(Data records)

########

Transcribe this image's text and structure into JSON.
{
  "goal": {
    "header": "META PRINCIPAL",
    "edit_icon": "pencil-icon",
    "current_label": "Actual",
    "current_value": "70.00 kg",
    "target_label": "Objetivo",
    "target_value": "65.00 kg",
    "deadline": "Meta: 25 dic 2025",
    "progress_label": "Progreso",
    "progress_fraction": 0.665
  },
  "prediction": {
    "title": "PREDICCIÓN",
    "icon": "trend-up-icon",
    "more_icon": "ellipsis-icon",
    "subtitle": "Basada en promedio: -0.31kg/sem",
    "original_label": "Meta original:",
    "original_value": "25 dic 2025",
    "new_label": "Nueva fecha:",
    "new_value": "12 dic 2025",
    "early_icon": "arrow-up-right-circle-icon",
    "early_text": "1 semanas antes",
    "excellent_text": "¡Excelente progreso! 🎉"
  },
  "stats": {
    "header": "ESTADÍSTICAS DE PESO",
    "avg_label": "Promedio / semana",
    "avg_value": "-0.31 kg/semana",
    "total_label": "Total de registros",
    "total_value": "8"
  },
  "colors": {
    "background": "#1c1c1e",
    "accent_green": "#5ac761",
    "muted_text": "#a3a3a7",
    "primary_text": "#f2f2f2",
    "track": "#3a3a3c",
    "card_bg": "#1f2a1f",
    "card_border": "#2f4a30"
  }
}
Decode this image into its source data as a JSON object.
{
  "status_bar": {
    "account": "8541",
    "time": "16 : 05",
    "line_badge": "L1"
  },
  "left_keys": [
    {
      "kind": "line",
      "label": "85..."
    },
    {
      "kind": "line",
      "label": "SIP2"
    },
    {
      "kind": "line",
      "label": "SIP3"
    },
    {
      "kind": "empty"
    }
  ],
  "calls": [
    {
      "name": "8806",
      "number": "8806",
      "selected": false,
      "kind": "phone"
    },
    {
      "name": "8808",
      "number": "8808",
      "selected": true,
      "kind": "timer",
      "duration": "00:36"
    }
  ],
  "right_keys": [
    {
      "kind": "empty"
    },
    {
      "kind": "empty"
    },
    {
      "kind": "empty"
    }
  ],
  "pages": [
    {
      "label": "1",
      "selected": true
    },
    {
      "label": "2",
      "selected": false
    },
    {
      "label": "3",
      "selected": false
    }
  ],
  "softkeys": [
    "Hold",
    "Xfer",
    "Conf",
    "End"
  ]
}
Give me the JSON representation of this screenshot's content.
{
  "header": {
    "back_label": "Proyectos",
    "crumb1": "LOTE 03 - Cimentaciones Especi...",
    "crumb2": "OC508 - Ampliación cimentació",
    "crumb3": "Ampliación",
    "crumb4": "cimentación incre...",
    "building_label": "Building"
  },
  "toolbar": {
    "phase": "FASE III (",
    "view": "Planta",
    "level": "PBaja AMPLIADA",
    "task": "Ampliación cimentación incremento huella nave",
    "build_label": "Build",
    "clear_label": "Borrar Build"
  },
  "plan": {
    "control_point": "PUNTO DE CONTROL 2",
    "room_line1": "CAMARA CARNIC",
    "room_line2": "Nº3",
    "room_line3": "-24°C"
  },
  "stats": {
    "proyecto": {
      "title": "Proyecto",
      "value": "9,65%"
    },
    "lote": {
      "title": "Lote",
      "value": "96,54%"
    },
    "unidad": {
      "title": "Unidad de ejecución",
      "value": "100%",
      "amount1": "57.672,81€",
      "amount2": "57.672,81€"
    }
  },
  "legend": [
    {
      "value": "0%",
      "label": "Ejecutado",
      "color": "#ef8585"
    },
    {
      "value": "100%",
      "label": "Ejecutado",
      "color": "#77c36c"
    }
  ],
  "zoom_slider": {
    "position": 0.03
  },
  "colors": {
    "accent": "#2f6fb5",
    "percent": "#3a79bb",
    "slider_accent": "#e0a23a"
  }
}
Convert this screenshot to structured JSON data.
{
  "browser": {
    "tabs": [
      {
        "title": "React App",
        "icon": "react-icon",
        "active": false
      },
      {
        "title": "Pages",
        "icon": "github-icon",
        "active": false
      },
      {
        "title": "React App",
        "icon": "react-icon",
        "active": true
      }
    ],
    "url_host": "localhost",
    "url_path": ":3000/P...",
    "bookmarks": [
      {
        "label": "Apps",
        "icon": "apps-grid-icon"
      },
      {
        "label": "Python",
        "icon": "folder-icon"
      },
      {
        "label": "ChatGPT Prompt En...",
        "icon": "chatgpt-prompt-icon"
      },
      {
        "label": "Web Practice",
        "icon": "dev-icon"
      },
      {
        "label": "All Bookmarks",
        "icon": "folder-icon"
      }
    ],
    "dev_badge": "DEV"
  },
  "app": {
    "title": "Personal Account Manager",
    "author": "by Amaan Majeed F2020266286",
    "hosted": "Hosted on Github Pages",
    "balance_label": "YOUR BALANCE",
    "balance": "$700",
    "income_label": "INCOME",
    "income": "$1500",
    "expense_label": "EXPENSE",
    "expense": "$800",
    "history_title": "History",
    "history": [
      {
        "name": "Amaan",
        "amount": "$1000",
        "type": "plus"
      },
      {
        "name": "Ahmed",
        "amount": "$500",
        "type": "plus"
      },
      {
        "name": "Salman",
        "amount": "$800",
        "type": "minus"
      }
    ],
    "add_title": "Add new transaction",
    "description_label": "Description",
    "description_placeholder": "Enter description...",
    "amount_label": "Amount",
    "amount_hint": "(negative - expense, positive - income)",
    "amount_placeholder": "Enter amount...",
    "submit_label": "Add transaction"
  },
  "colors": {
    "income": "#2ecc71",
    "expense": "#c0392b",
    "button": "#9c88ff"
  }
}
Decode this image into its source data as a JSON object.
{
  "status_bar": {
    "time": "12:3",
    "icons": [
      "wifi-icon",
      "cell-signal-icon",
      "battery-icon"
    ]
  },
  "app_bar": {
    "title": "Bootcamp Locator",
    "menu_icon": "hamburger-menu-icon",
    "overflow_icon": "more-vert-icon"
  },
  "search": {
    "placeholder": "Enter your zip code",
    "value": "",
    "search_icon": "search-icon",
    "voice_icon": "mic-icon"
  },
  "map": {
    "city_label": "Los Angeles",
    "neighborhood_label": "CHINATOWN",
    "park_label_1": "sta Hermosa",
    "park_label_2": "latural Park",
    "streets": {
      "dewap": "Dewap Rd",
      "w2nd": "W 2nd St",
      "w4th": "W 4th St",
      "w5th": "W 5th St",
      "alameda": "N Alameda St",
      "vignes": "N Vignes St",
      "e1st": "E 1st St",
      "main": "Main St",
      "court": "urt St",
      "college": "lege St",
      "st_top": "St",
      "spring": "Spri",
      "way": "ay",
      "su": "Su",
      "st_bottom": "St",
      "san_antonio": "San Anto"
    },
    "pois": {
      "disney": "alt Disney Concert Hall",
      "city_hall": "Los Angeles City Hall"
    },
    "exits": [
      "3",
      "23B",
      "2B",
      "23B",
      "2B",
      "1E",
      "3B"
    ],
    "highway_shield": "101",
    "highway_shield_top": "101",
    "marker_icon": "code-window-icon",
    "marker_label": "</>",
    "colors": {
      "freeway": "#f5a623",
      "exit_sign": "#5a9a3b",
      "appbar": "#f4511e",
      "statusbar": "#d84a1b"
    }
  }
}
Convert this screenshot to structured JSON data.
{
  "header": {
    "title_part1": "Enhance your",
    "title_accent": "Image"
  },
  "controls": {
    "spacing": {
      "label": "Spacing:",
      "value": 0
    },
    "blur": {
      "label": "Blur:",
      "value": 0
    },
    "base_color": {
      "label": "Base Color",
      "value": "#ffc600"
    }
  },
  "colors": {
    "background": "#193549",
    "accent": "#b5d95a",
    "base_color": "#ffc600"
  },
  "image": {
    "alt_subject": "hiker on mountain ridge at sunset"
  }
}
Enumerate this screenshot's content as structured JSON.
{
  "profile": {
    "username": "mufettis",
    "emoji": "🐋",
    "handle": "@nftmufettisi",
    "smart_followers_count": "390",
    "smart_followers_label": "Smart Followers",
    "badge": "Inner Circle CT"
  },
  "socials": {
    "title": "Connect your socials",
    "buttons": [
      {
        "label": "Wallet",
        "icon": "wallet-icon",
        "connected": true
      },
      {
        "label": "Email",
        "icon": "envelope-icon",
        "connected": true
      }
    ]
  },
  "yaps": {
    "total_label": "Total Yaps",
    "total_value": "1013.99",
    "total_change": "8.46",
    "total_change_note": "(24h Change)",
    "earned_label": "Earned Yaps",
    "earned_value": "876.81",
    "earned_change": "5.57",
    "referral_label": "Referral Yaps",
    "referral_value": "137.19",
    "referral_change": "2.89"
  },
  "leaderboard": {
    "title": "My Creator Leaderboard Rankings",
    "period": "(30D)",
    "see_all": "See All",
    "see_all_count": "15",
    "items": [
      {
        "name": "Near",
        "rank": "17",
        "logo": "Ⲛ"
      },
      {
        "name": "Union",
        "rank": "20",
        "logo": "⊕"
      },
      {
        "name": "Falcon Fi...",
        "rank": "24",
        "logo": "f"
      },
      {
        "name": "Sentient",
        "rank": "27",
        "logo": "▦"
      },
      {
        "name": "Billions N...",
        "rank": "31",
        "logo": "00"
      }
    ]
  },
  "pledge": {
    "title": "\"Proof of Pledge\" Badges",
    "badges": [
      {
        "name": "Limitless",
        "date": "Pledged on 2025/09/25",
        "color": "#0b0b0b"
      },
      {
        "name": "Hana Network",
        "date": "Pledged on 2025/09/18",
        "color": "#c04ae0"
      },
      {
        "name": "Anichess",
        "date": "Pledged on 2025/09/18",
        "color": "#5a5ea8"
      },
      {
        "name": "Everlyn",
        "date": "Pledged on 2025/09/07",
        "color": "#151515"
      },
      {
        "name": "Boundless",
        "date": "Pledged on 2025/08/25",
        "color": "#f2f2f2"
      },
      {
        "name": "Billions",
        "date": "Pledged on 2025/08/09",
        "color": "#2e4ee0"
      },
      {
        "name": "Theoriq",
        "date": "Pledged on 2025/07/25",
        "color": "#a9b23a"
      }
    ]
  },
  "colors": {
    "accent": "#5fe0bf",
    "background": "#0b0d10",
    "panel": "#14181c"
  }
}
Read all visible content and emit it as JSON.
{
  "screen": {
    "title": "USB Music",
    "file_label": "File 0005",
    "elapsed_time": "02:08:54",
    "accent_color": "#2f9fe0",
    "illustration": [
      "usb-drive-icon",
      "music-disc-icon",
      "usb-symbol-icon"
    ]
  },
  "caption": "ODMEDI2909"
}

########

• **What to do**
Set down nothing but the lines from the one with "Read all visible content and emit it as JSON." through the end of the records, keeping each line exactly as written and including both ends.

• **Reply**
Read all visible content and emit it as JSON.
{
  "screen": {
    "title": "USB Music",
    "file_label": "File 0005",
    "elapsed_time": "02:08:54",
    "accent_color": "#2f9fe0",
    "illustration": [
      "usb-drive-icon",
      "music-disc-icon",
      "usb-symbol-icon"
    ]
  },
  "caption": "ODMEDI2909"
}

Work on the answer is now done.